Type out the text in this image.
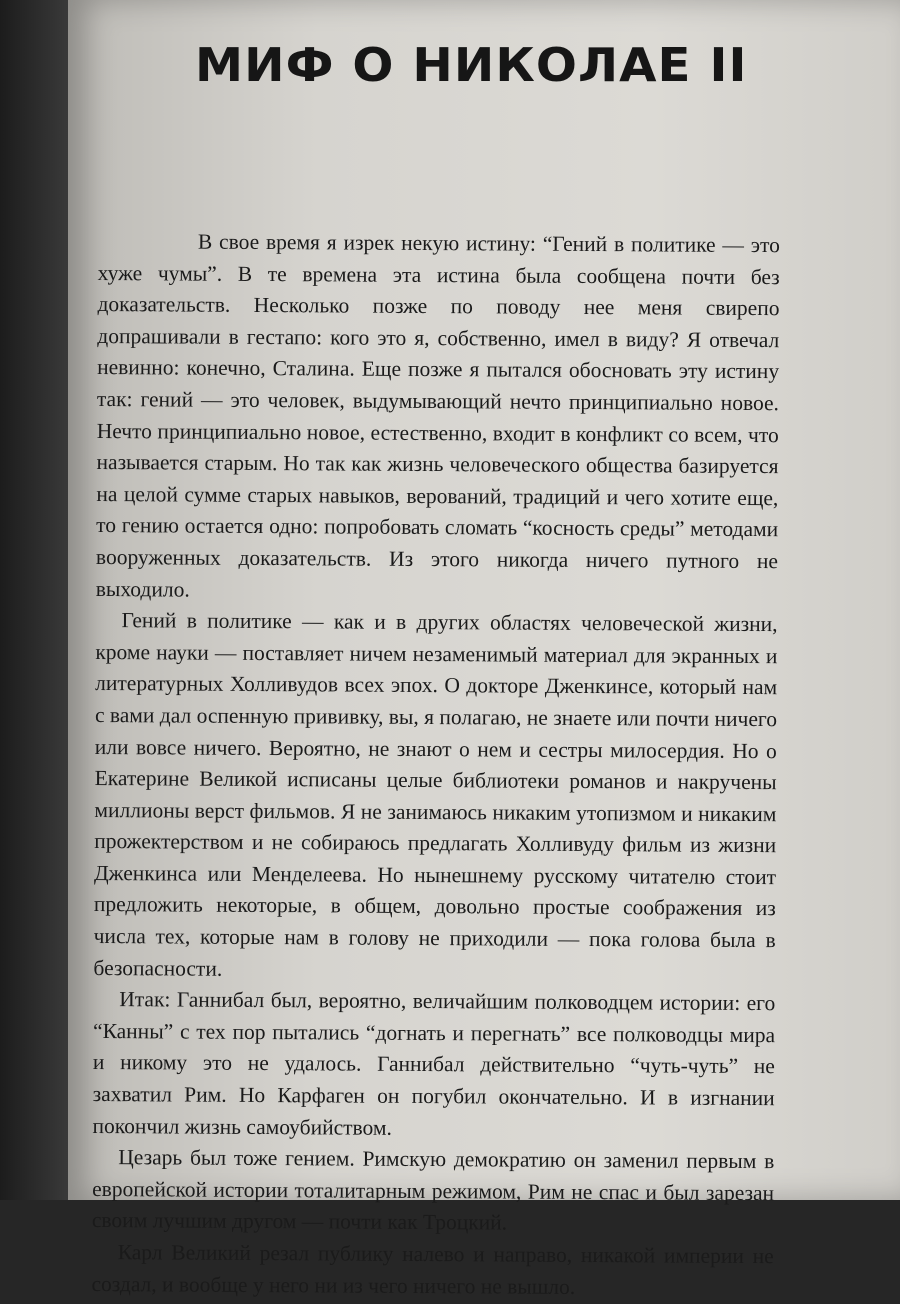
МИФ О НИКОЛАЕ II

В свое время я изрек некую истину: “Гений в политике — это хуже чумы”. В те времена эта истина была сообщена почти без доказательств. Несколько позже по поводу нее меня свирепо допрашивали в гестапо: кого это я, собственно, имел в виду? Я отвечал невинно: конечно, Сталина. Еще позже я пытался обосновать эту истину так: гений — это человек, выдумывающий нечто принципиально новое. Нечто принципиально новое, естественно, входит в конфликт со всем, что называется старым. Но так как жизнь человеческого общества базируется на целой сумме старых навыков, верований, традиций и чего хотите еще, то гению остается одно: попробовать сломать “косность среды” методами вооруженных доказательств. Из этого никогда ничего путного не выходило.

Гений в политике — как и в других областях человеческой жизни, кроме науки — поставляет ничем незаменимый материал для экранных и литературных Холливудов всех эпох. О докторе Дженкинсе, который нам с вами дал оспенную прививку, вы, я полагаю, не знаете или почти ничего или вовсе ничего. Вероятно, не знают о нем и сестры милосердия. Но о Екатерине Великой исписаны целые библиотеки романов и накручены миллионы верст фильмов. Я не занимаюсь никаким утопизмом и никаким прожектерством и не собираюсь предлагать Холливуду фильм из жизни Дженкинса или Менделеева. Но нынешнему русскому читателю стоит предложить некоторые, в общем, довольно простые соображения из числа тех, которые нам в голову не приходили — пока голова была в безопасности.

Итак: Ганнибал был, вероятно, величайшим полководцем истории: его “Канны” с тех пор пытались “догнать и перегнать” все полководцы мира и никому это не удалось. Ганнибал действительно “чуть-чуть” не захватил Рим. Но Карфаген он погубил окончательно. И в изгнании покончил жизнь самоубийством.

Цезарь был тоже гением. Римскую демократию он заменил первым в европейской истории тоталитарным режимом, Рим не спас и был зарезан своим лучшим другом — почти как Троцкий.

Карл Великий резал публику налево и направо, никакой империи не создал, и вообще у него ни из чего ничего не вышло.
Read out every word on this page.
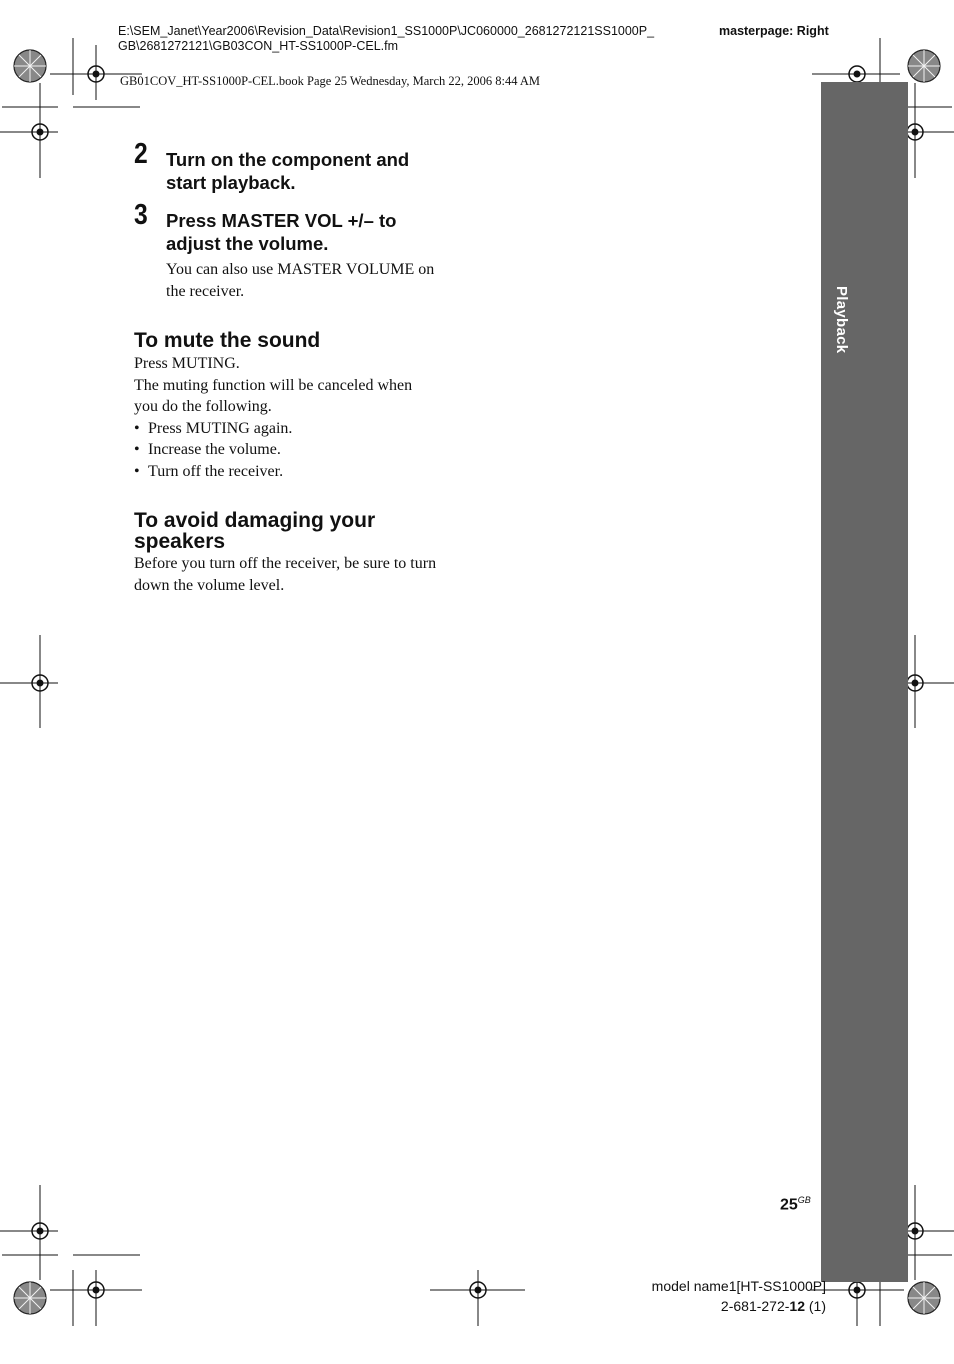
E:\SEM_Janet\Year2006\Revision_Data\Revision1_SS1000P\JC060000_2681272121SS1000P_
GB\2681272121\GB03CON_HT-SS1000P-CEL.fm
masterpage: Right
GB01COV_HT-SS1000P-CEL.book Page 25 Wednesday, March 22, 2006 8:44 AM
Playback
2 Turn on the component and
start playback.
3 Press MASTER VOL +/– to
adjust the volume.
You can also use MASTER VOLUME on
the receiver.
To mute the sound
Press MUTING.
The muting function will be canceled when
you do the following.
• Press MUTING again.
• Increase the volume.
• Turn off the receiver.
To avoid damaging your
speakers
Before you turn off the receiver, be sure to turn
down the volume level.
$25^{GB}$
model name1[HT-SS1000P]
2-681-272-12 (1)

=-=-=

_Goal of the exercise_: Identify the lines that hold the word "почти". Copy every one of them.

_Final answer_:
В свое время я изрек некую истину: “Гений в политике — это хуже чумы”. В те времена эта истина была сообщена почти без доказательств. Несколько позже по поводу нее меня свирепо допрашивали в гестапо: кого это я, собственно, имел в виду? Я отвечал невинно: конечно, Сталина. Еще позже я пытался обосновать эту истину так: гений — это человек, выдумывающий нечто принципиально новое. Нечто принципиально новое, естественно, входит в конфликт со всем, что называется старым. Но так как жизнь человеческого общества базируется на целой сумме старых навыков, верований, традиций и чего хотите еще, то гению остается одно: попробовать сломать “косность среды” методами вооруженных доказательств. Из этого никогда ничего путного не выходило.
Гений в политике — как и в других областях человеческой жизни, кроме науки — поставляет ничем незаменимый материал для экранных и литературных Холливудов всех эпох. О докторе Дженкинсе, который нам с вами дал оспенную прививку, вы, я полагаю, не знаете или почти ничего или вовсе ничего. Вероятно, не знают о нем и сестры милосердия. Но о Екатерине Великой исписаны целые библиотеки романов и накручены миллионы верст фильмов. Я не занимаюсь никаким утопизмом и никаким прожектерством и не собираюсь предлагать Холливуду фильм из жизни Дженкинса или Менделеева. Но нынешнему русскому читателю стоит предложить некоторые, в общем, довольно простые соображения из числа тех, которые нам в голову не приходили — пока голова была в безопасности.
Цезарь был тоже гением. Римскую демократию он заменил первым в европейской истории тоталитарным режимом, Рим не спас и был зарезан своим лучшим другом — почти как Троцкий.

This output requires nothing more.